DIRECTIONS FOR THIS TASK: Without altering anything, repeat each of the records.

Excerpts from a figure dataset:
■ ■ ■ ■
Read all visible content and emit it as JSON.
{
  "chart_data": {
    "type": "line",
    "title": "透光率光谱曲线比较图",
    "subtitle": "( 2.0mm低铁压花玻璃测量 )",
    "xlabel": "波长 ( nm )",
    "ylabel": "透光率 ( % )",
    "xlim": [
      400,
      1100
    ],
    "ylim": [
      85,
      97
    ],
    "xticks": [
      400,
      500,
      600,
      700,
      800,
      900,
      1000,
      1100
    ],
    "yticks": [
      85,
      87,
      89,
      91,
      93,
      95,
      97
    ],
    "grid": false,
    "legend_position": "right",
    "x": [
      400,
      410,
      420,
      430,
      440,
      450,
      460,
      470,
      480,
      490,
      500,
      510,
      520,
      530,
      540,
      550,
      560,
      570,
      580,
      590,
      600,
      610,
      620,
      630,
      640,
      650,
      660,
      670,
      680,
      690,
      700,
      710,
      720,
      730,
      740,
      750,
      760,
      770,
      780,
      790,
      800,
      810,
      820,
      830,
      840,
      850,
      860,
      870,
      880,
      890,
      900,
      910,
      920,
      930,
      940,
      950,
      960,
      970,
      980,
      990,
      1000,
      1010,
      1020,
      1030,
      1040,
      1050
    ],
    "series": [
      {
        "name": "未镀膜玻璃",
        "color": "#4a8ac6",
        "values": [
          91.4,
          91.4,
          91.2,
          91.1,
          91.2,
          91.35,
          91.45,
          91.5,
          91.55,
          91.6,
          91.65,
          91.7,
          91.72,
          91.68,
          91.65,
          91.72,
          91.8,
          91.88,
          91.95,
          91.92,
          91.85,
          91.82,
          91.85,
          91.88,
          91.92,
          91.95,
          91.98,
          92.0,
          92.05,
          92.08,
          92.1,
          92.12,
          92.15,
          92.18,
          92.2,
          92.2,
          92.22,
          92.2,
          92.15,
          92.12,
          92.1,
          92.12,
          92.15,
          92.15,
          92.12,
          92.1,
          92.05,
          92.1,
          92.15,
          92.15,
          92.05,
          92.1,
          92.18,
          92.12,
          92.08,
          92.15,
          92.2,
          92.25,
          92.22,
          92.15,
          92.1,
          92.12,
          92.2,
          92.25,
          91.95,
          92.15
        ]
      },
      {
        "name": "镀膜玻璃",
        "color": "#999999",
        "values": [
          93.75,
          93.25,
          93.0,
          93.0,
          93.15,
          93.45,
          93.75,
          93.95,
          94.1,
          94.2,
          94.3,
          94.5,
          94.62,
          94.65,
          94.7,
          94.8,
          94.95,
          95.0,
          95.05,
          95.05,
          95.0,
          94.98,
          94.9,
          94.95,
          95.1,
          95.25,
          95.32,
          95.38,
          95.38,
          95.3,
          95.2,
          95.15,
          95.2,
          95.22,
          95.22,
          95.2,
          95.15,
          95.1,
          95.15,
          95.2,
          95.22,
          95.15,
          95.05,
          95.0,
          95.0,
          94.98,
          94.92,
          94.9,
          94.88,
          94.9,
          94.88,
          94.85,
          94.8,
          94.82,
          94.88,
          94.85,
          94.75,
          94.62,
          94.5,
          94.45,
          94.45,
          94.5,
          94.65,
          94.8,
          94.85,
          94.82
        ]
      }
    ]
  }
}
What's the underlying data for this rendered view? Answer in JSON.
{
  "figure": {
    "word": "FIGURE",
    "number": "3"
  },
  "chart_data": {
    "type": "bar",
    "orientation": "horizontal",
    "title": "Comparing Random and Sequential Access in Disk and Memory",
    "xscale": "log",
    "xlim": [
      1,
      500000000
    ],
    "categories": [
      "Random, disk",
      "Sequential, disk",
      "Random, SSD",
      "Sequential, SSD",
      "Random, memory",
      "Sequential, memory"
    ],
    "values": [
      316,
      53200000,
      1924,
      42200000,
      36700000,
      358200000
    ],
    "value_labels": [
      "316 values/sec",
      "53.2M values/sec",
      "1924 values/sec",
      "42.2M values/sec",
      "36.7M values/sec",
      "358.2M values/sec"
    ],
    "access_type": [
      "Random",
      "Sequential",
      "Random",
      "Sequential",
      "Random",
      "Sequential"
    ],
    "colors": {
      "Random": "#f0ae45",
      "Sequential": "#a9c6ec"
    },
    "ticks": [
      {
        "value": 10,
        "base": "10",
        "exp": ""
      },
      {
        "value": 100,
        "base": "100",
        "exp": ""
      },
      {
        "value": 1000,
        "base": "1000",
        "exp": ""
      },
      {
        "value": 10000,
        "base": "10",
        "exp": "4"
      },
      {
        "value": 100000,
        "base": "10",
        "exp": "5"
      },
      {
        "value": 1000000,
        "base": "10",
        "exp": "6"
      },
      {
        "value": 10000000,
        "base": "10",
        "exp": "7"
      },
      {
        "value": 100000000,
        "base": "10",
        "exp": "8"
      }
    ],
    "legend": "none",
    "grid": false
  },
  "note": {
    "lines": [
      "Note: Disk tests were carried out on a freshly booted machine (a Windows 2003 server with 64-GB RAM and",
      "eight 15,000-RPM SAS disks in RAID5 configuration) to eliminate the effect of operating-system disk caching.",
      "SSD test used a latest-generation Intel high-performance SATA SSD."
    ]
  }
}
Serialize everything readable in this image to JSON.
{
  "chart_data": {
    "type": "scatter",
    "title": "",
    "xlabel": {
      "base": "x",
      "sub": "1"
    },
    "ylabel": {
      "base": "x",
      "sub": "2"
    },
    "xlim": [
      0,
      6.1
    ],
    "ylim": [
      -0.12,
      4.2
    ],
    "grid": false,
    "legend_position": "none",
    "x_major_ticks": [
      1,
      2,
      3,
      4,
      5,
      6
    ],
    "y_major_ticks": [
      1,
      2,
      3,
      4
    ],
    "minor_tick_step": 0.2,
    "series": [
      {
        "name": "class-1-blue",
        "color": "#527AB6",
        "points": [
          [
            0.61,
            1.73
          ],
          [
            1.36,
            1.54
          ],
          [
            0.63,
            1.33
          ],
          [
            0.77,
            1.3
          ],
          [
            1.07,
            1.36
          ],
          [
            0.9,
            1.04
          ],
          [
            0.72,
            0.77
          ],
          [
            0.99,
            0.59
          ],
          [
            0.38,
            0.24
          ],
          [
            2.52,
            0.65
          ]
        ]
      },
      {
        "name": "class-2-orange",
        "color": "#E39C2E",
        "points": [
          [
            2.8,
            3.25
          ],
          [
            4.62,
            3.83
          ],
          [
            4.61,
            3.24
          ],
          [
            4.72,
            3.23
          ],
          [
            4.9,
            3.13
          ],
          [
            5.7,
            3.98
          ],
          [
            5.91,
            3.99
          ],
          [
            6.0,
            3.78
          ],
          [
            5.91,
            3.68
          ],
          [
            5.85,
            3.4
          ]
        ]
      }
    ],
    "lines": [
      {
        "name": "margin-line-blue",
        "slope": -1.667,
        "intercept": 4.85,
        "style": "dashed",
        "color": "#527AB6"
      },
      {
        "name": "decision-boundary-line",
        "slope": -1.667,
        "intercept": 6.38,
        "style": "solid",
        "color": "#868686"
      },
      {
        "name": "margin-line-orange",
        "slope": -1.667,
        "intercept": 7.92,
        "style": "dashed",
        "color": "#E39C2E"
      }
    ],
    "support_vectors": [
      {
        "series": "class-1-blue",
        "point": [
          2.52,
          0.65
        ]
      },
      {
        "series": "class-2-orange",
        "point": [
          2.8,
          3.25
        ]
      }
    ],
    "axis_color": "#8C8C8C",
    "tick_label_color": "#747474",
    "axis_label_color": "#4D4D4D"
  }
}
■ ■ ■ ■
WRITTEN RESPONSE:
Read all visible content and emit it as JSON.
{
  "chart_data": {
    "type": "line",
    "title": "透光率光谱曲线比较图",
    "subtitle": "( 2.0mm低铁压花玻璃测量 )",
    "xlabel": "波长 ( nm )",
    "ylabel": "透光率 ( % )",
    "xlim": [
      400,
      1100
    ],
    "ylim": [
      85,
      97
    ],
    "xticks": [
      400,
      500,
      600,
      700,
      800,
      900,
      1000,
      1100
    ],
    "yticks": [
      85,
      87,
      89,
      91,
      93,
      95,
      97
    ],
    "grid": false,
    "legend_position": "right",
    "x": [
      400,
      410,
      420,
      430,
      440,
      450,
      460,
      470,
      480,
      490,
      500,
      510,
      520,
      530,
      540,
      550,
      560,
      570,
      580,
      590,
      600,
      610,
      620,
      630,
      640,
      650,
      660,
      670,
      680,
      690,
      700,
      710,
      720,
      730,
      740,
      750,
      760,
      770,
      780,
      790,
      800,
      810,
      820,
      830,
      840,
      850,
      860,
      870,
      880,
      890,
      900,
      910,
      920,
      930,
      940,
      950,
      960,
      970,
      980,
      990,
      1000,
      1010,
      1020,
      1030,
      1040,
      1050
    ],
    "series": [
      {
        "name": "未镀膜玻璃",
        "color": "#4a8ac6",
        "values": [
          91.4,
          91.4,
          91.2,
          91.1,
          91.2,
          91.35,
          91.45,
          91.5,
          91.55,
          91.6,
          91.65,
          91.7,
          91.72,
          91.68,
          91.65,
          91.72,
          91.8,
          91.88,
          91.95,
          91.92,
          91.85,
          91.82,
          91.85,
          91.88,
          91.92,
          91.95,
          91.98,
          92.0,
          92.05,
          92.08,
          92.1,
          92.12,
          92.15,
          92.18,
          92.2,
          92.2,
          92.22,
          92.2,
          92.15,
          92.12,
          92.1,
          92.12,
          92.15,
          92.15,
          92.12,
          92.1,
          92.05,
          92.1,
          92.15,
          92.15,
          92.05,
          92.1,
          92.18,
          92.12,
          92.08,
          92.15,
          92.2,
          92.25,
          92.22,
          92.15,
          92.1,
          92.12,
          92.2,
          92.25,
          91.95,
          92.15
        ]
      },
      {
        "name": "镀膜玻璃",
        "color": "#999999",
        "values": [
          93.75,
          93.25,
          93.0,
          93.0,
          93.15,
          93.45,
          93.75,
          93.95,
          94.1,
          94.2,
          94.3,
          94.5,
          94.62,
          94.65,
          94.7,
          94.8,
          94.95,
          95.0,
          95.05,
          95.05,
          95.0,
          94.98,
          94.9,
          94.95,
          95.1,
          95.25,
          95.32,
          95.38,
          95.38,
          95.3,
          95.2,
          95.15,
          95.2,
          95.22,
          95.22,
          95.2,
          95.15,
          95.1,
          95.15,
          95.2,
          95.22,
          95.15,
          95.05,
          95.0,
          95.0,
          94.98,
          94.92,
          94.9,
          94.88,
          94.9,
          94.88,
          94.85,
          94.8,
          94.82,
          94.88,
          94.85,
          94.75,
          94.62,
          94.5,
          94.45,
          94.45,
          94.5,
          94.65,
          94.8,
          94.85,
          94.82
        ]
      }
    ]
  }
}
What's the underlying data for this rendered view? Answer in JSON.
{
  "figure": {
    "word": "FIGURE",
    "number": "3"
  },
  "chart_data": {
    "type": "bar",
    "orientation": "horizontal",
    "title": "Comparing Random and Sequential Access in Disk and Memory",
    "xscale": "log",
    "xlim": [
      1,
      500000000
    ],
    "categories": [
      "Random, disk",
      "Sequential, disk",
      "Random, SSD",
      "Sequential, SSD",
      "Random, memory",
      "Sequential, memory"
    ],
    "values": [
      316,
      53200000,
      1924,
      42200000,
      36700000,
      358200000
    ],
    "value_labels": [
      "316 values/sec",
      "53.2M values/sec",
      "1924 values/sec",
      "42.2M values/sec",
      "36.7M values/sec",
      "358.2M values/sec"
    ],
    "access_type": [
      "Random",
      "Sequential",
      "Random",
      "Sequential",
      "Random",
      "Sequential"
    ],
    "colors": {
      "Random": "#f0ae45",
      "Sequential": "#a9c6ec"
    },
    "ticks": [
      {
        "value": 10,
        "base": "10",
        "exp": ""
      },
      {
        "value": 100,
        "base": "100",
        "exp": ""
      },
      {
        "value": 1000,
        "base": "1000",
        "exp": ""
      },
      {
        "value": 10000,
        "base": "10",
        "exp": "4"
      },
      {
        "value": 100000,
        "base": "10",
        "exp": "5"
      },
      {
        "value": 1000000,
        "base": "10",
        "exp": "6"
      },
      {
        "value": 10000000,
        "base": "10",
        "exp": "7"
      },
      {
        "value": 100000000,
        "base": "10",
        "exp": "8"
      }
    ],
    "legend": "none",
    "grid": false
  },
  "note": {
    "lines": [
      "Note: Disk tests were carried out on a freshly booted machine (a Windows 2003 server with 64-GB RAM and",
      "eight 15,000-RPM SAS disks in RAID5 configuration) to eliminate the effect of operating-system disk caching.",
      "SSD test used a latest-generation Intel high-performance SATA SSD."
    ]
  }
}
Serialize everything readable in this image to JSON.
{
  "chart_data": {
    "type": "scatter",
    "title": "",
    "xlabel": {
      "base": "x",
      "sub": "1"
    },
    "ylabel": {
      "base": "x",
      "sub": "2"
    },
    "xlim": [
      0,
      6.1
    ],
    "ylim": [
      -0.12,
      4.2
    ],
    "grid": false,
    "legend_position": "none",
    "x_major_ticks": [
      1,
      2,
      3,
      4,
      5,
      6
    ],
    "y_major_ticks": [
      1,
      2,
      3,
      4
    ],
    "minor_tick_step": 0.2,
    "series": [
      {
        "name": "class-1-blue",
        "color": "#527AB6",
        "points": [
          [
            0.61,
            1.73
          ],
          [
            1.36,
            1.54
          ],
          [
            0.63,
            1.33
          ],
          [
            0.77,
            1.3
          ],
          [
            1.07,
            1.36
          ],
          [
            0.9,
            1.04
          ],
          [
            0.72,
            0.77
          ],
          [
            0.99,
            0.59
          ],
          [
            0.38,
            0.24
          ],
          [
            2.52,
            0.65
          ]
        ]
      },
      {
        "name": "class-2-orange",
        "color": "#E39C2E",
        "points": [
          [
            2.8,
            3.25
          ],
          [
            4.62,
            3.83
          ],
          [
            4.61,
            3.24
          ],
          [
            4.72,
            3.23
          ],
          [
            4.9,
            3.13
          ],
          [
            5.7,
            3.98
          ],
          [
            5.91,
            3.99
          ],
          [
            6.0,
            3.78
          ],
          [
            5.91,
            3.68
          ],
          [
            5.85,
            3.4
          ]
        ]
      }
    ],
    "lines": [
      {
        "name": "margin-line-blue",
        "slope": -1.667,
        "intercept": 4.85,
        "style": "dashed",
        "color": "#527AB6"
      },
      {
        "name": "decision-boundary-line",
        "slope": -1.667,
        "intercept": 6.38,
        "style": "solid",
        "color": "#868686"
      },
      {
        "name": "margin-line-orange",
        "slope": -1.667,
        "intercept": 7.92,
        "style": "dashed",
        "color": "#E39C2E"
      }
    ],
    "support_vectors": [
      {
        "series": "class-1-blue",
        "point": [
          2.52,
          0.65
        ]
      },
      {
        "series": "class-2-orange",
        "point": [
          2.8,
          3.25
        ]
      }
    ],
    "axis_color": "#8C8C8C",
    "tick_label_color": "#747474",
    "axis_label_color": "#4D4D4D"
  }
}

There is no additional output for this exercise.